Only a number is wanted: how many lines in the listing contain the word "What"?
= = =
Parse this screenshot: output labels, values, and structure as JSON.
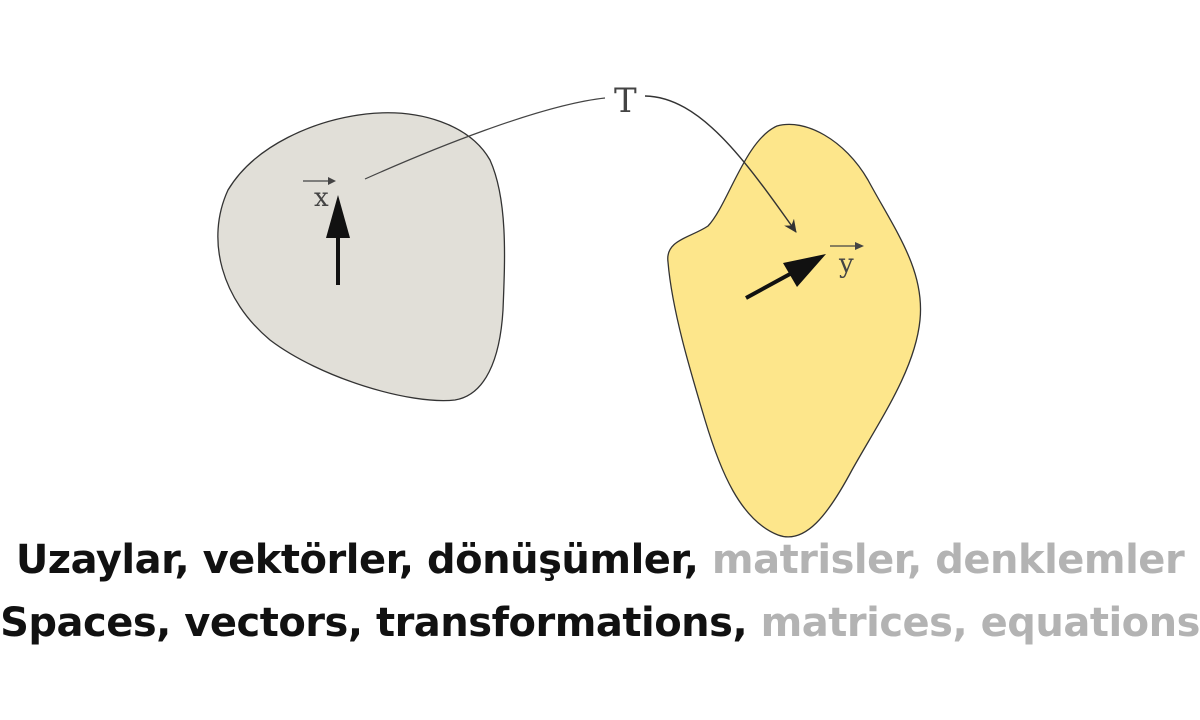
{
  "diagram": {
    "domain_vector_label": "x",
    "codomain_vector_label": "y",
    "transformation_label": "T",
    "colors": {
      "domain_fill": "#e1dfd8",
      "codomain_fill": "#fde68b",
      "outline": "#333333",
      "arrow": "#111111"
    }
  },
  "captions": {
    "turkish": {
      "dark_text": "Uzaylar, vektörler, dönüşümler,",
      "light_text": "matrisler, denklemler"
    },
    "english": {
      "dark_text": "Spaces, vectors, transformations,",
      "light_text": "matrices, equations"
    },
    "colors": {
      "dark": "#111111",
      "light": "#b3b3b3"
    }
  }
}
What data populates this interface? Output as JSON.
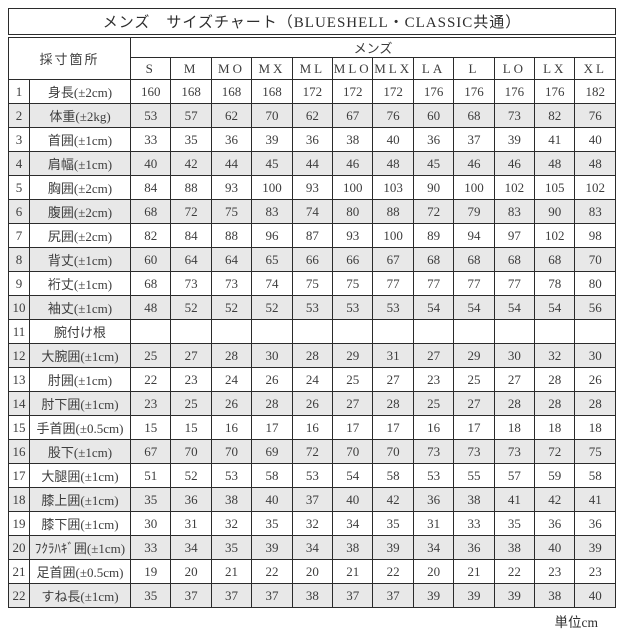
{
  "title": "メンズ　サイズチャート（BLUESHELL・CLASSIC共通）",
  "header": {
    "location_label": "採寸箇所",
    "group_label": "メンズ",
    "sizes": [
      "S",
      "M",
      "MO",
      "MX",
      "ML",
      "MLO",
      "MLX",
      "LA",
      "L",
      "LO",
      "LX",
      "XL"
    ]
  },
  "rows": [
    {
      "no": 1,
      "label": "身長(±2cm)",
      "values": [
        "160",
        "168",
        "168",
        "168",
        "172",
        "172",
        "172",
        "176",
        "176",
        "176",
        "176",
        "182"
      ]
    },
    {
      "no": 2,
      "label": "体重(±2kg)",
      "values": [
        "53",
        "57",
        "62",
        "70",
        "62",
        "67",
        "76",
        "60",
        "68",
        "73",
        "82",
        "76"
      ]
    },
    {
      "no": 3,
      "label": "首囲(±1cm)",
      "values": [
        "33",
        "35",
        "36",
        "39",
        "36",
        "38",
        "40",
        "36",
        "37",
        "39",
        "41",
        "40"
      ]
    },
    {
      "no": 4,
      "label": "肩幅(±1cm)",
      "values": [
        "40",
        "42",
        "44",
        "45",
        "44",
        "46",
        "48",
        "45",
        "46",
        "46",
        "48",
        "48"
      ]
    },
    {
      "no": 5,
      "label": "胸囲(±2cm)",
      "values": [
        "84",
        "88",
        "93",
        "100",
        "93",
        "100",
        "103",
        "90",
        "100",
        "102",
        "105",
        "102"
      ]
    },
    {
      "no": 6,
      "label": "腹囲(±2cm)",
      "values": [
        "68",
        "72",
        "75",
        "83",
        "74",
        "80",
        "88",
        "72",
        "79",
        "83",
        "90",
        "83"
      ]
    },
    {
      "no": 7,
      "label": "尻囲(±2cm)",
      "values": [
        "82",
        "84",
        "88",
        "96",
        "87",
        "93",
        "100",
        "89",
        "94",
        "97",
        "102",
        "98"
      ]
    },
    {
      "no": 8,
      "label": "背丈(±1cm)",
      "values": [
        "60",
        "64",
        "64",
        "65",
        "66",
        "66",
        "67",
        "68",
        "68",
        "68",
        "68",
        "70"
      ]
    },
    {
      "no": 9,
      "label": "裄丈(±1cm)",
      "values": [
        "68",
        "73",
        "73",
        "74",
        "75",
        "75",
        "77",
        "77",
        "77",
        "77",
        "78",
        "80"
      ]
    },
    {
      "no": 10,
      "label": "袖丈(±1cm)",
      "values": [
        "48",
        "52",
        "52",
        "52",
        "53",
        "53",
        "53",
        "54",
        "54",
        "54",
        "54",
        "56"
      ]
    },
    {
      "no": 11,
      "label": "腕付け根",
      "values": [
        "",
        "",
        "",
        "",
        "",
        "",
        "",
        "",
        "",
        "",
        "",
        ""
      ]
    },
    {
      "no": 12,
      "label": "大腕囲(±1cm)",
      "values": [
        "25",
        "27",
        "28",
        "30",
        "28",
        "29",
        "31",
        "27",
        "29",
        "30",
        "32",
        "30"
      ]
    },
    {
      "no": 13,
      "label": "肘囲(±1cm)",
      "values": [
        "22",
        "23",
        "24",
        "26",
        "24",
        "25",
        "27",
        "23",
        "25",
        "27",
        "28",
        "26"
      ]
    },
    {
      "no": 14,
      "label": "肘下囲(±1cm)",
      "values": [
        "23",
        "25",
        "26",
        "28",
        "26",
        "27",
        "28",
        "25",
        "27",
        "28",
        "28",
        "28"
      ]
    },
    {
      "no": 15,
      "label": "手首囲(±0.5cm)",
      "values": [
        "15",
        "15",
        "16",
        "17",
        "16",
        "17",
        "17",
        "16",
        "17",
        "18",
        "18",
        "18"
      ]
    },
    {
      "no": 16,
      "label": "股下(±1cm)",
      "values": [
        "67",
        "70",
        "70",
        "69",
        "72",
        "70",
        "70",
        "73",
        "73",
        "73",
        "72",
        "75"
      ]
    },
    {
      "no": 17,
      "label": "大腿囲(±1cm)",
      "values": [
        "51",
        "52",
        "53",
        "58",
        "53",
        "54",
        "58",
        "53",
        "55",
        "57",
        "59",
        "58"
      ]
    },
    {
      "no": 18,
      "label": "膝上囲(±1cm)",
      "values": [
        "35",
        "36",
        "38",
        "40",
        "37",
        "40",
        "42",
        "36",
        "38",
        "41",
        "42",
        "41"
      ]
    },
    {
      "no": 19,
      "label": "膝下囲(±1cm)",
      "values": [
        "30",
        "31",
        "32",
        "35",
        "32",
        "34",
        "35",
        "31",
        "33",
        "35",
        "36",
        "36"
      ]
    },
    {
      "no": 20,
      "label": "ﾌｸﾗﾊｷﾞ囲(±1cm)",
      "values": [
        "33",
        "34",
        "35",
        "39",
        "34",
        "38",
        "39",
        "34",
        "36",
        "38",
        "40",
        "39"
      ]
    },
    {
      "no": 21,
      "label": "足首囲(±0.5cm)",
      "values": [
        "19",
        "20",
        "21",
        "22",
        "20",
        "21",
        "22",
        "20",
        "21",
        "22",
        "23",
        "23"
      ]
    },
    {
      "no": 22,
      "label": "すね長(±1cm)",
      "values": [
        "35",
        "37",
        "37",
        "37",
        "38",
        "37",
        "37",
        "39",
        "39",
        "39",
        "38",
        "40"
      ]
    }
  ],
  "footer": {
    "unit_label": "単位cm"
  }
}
= = =
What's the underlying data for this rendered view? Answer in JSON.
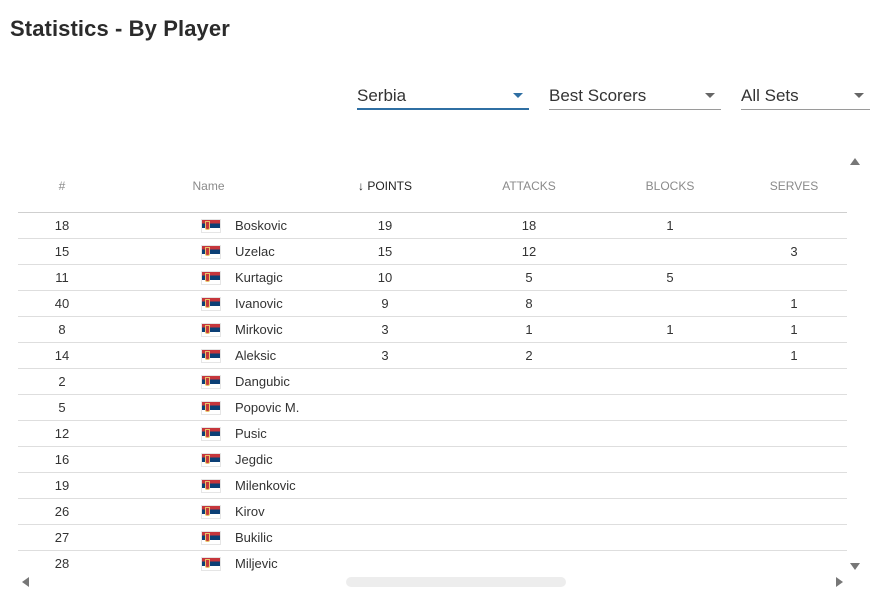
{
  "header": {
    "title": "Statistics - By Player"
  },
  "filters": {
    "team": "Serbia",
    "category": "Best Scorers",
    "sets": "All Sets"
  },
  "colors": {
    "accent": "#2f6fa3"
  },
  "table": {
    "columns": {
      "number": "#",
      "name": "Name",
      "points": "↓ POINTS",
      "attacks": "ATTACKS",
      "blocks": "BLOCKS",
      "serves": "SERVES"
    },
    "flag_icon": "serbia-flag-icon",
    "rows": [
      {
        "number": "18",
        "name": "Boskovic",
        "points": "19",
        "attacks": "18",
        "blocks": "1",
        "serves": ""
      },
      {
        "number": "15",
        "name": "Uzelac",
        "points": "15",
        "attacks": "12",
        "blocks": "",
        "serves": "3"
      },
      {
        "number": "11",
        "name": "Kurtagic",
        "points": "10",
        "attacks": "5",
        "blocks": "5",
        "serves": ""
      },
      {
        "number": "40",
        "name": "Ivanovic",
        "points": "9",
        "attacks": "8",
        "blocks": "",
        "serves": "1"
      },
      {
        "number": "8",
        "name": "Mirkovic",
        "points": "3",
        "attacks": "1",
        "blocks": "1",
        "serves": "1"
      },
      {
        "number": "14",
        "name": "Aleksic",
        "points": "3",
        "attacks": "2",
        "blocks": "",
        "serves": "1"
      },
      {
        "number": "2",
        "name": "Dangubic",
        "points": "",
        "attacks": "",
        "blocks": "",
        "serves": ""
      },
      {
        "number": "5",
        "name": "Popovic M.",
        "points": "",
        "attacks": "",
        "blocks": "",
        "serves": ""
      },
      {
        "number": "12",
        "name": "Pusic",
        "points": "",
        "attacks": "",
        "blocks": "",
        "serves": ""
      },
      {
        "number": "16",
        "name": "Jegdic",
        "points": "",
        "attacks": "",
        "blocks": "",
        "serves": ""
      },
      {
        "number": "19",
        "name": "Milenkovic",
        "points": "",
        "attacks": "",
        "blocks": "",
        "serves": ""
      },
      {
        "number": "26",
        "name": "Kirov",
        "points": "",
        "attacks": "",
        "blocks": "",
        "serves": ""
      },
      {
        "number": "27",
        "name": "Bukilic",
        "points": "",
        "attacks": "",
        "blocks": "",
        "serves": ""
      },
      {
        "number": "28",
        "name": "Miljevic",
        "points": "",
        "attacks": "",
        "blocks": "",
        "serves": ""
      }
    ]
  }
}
= = =
Answer below - 2